Linear Algebra and Its Applications, Review Exercise 2.9

Review exercise 2.9. Answer the following questions for the vector space of 2 by 2 matrices:

a) Does the set of 2 by 2 matrices with rank 1 form a subspace?

b) What is the subspace spanned by the 2 by 2 permutation matrices?

c) What is the subspace spanned by the 2 by 2 matrices with all positive entries (a_{ij} > 0 for all i and j)?

d) What is the subspace spanned by the 2 x 2 matrices that are invertible?

Answer: a) Consider the following two matrices of rank 1:

\begin{bmatrix} 1&0 \\ 0&0 \end{bmatrix} \qquad \begin{bmatrix} 0&0 \\ 0&1 \end{bmatrix}

If we add these two matrices

\begin{bmatrix} 1&0 \\ 0&0 \end{bmatrix} + \begin{bmatrix} 0&0 \\ 0&1 \end{bmatrix} = \begin{bmatrix} 1&0 \\ 0&1 \end{bmatrix}

we obtain a matrix with rank 2. So the set of rank 1 matrices is not closed under addition and is therefore not a subspace.

b) The two 2 by 2 permutation matrices are

P_1 = \begin{bmatrix} 1&0 \\ 0&1 \end{bmatrix} \qquad P_2 = \begin{bmatrix} 0&1 \\ 1&0 \end{bmatrix}

with P_1 equal to the identity matrix, i.e., leaving the order of rows unchanged.

- - - - - - -

## What you are asked to do
Continue the solution to the review exercise on 2 by 2 matrices, picking up right after the sentence about P_1 being the identity matrix.

## Information shown
- - - - - - -

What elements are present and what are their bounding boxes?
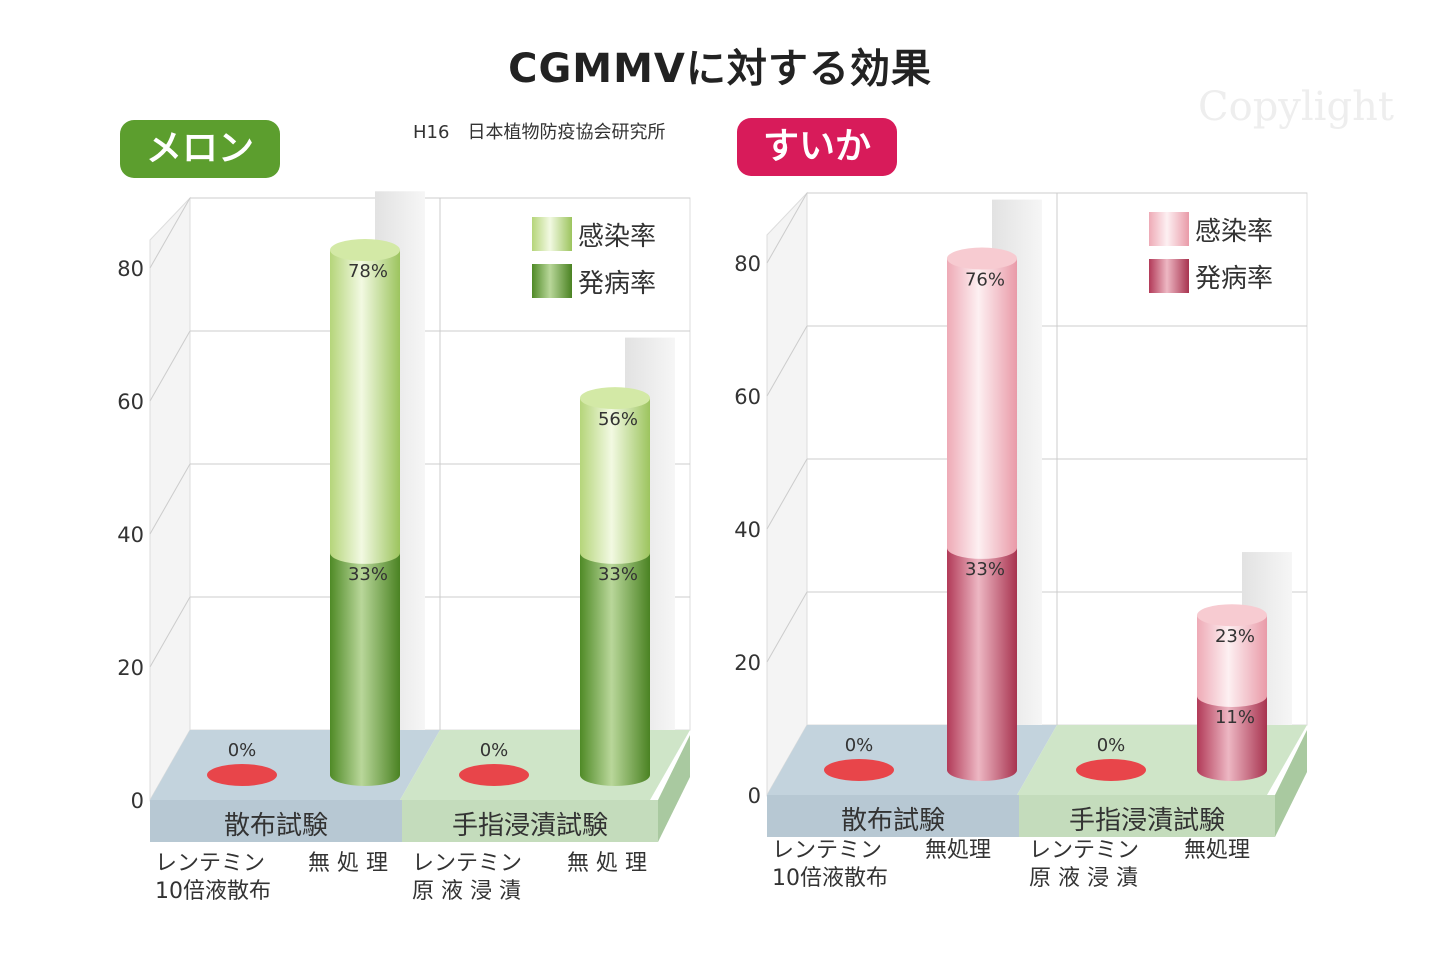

- - - - - - -

## Expected answer
Linear combinations of P_1 and P_2 are of the form:

c_1P_1 + c_2P_2

= c_1 \begin{bmatrix} 1&0 \\ 0&1 \end{bmatrix} + c_2 \begin{bmatrix} 0&1 \\ 1&0 \end{bmatrix}

= \begin{bmatrix} c_1&c_2 \\ c_2&c_1 \end{bmatrix}

Thus the space spanned by P_1 and P_2 is all 2 by 2 matrices for which a_{11} = a_{22} and a_{12} = a_{21}.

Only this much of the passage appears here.